**SHORT TASK**: Find each line with the word "left" and state how many there are, nothing more.
:: RECORDS FOR PROCESSING ::
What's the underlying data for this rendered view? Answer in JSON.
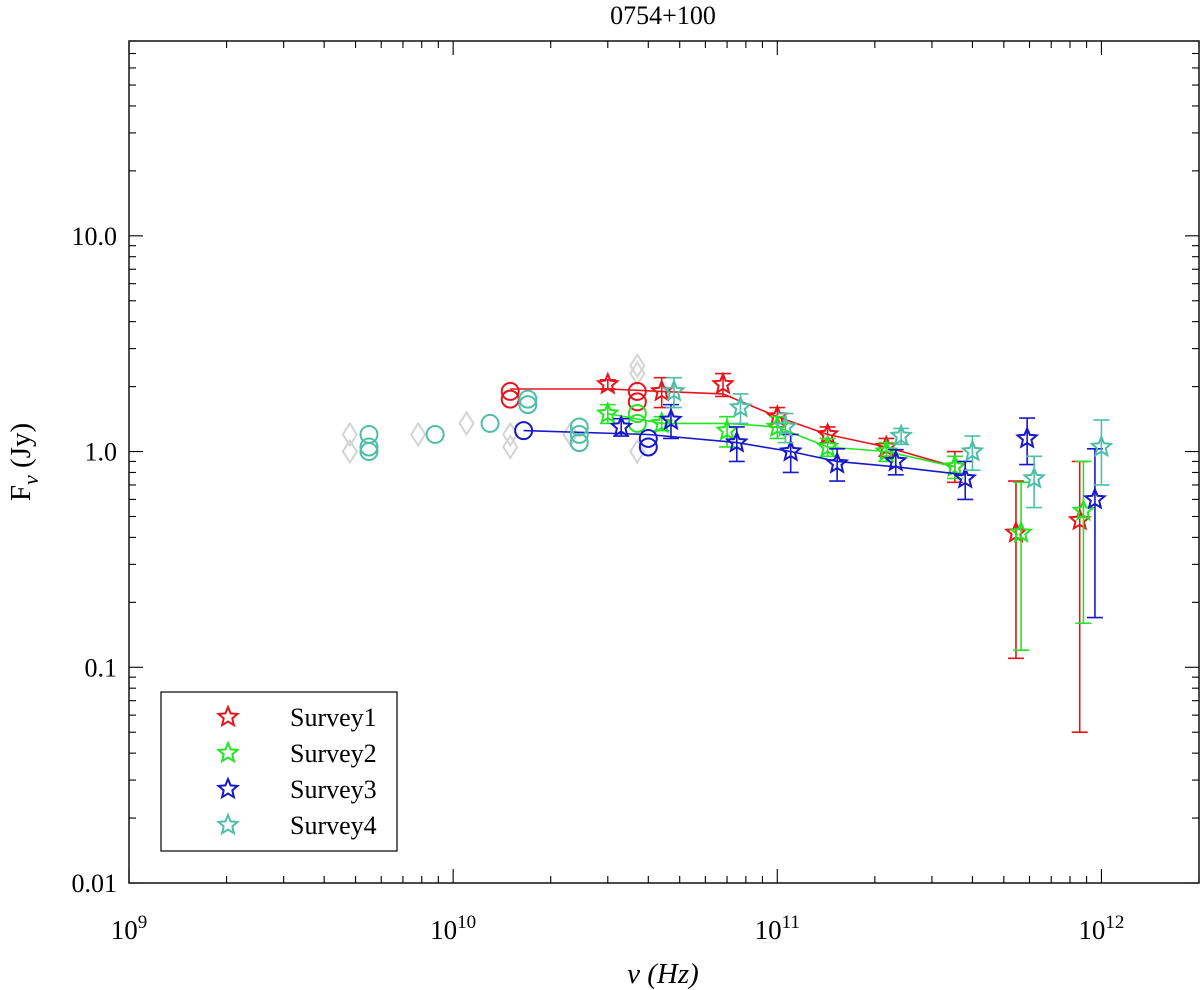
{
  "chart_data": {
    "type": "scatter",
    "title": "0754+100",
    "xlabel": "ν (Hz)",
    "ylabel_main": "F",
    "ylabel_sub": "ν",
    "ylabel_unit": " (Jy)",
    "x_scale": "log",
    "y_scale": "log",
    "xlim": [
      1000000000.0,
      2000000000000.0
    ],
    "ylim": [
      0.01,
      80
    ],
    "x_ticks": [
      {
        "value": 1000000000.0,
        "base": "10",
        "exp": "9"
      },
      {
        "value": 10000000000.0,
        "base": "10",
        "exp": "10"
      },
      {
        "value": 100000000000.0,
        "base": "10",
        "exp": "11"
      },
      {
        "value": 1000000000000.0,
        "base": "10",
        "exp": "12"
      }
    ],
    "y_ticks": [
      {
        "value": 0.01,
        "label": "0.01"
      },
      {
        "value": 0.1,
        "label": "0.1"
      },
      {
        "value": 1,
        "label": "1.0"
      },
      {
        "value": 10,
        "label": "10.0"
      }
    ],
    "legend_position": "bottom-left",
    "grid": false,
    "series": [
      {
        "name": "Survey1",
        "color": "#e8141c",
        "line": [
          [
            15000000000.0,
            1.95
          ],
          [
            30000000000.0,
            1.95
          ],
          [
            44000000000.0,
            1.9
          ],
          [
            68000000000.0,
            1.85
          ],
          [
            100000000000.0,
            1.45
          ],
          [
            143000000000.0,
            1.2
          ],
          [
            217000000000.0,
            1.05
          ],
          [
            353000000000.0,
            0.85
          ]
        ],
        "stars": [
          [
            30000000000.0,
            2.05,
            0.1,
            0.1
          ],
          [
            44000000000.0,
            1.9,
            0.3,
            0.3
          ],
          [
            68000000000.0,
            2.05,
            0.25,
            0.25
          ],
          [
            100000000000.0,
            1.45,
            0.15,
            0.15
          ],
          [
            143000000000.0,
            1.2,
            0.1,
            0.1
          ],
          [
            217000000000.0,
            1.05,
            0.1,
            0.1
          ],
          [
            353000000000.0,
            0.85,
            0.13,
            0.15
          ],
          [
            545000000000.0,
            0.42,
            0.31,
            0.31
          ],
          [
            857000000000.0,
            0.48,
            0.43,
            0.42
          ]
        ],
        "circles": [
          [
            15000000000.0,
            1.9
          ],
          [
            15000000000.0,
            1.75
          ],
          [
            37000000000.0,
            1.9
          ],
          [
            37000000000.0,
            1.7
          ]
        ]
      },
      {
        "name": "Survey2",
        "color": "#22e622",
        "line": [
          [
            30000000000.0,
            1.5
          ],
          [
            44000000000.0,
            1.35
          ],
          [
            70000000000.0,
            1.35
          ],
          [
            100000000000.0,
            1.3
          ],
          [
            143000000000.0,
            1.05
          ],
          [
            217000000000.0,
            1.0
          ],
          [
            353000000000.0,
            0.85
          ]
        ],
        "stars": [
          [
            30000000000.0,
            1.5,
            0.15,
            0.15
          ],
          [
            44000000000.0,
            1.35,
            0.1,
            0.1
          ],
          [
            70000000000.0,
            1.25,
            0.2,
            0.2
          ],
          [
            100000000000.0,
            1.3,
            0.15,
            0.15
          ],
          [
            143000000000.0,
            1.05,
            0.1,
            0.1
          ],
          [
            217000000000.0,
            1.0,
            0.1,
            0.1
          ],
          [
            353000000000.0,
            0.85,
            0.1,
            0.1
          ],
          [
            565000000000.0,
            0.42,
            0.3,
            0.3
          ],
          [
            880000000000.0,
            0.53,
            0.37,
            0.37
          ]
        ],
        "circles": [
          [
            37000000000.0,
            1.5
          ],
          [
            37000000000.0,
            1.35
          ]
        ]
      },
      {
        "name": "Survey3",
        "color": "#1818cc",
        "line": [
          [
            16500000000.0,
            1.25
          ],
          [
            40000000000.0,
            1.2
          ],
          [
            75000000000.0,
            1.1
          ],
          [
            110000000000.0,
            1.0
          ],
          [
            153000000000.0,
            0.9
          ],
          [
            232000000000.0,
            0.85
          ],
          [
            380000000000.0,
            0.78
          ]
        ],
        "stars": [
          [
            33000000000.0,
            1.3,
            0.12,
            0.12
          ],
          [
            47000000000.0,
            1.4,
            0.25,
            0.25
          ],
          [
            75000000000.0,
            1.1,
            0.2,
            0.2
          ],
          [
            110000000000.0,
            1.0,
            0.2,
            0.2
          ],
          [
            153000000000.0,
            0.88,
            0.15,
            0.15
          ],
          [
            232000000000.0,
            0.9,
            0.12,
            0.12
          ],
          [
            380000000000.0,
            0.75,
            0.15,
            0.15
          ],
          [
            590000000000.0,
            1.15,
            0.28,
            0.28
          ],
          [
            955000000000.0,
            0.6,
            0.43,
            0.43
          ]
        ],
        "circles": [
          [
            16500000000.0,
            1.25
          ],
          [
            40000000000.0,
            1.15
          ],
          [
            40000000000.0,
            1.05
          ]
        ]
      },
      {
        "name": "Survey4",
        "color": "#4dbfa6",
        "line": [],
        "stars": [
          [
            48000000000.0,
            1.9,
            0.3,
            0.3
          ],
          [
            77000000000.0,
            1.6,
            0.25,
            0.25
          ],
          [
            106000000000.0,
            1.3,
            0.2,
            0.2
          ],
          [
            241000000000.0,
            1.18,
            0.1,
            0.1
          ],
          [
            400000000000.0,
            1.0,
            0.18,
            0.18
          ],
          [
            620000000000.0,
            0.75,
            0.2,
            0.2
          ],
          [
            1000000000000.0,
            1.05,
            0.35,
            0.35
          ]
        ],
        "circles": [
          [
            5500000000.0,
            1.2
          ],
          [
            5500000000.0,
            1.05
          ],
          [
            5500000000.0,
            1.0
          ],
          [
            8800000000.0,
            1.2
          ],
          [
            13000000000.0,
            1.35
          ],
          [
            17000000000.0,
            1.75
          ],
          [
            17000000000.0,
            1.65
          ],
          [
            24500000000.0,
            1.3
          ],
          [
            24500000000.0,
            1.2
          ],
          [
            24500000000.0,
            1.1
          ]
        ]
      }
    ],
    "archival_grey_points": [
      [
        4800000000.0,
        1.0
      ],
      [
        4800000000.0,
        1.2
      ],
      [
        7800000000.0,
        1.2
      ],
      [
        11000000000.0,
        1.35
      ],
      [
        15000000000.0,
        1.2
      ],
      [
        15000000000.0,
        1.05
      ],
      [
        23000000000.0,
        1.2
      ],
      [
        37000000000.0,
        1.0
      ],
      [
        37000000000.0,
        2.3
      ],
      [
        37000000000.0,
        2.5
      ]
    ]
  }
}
:::
:: RECORDS FOR PROCESSING ::
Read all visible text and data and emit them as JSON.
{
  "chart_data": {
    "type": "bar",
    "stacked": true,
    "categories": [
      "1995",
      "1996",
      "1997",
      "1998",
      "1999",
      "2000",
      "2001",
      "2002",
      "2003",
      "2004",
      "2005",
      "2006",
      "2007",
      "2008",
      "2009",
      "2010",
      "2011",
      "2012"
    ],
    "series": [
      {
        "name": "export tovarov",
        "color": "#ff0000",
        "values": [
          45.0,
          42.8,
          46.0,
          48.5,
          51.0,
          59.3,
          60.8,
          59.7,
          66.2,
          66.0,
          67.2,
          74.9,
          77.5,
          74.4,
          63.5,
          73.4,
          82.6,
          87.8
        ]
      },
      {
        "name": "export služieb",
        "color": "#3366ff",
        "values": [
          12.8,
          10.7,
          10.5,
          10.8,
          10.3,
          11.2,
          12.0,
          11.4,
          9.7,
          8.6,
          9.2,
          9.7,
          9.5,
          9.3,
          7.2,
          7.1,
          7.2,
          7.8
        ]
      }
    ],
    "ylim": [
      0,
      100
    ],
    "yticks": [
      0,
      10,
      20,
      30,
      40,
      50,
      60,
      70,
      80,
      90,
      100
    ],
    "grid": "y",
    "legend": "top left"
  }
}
:::
**OUTPUT OF THE EXERCISE**: 2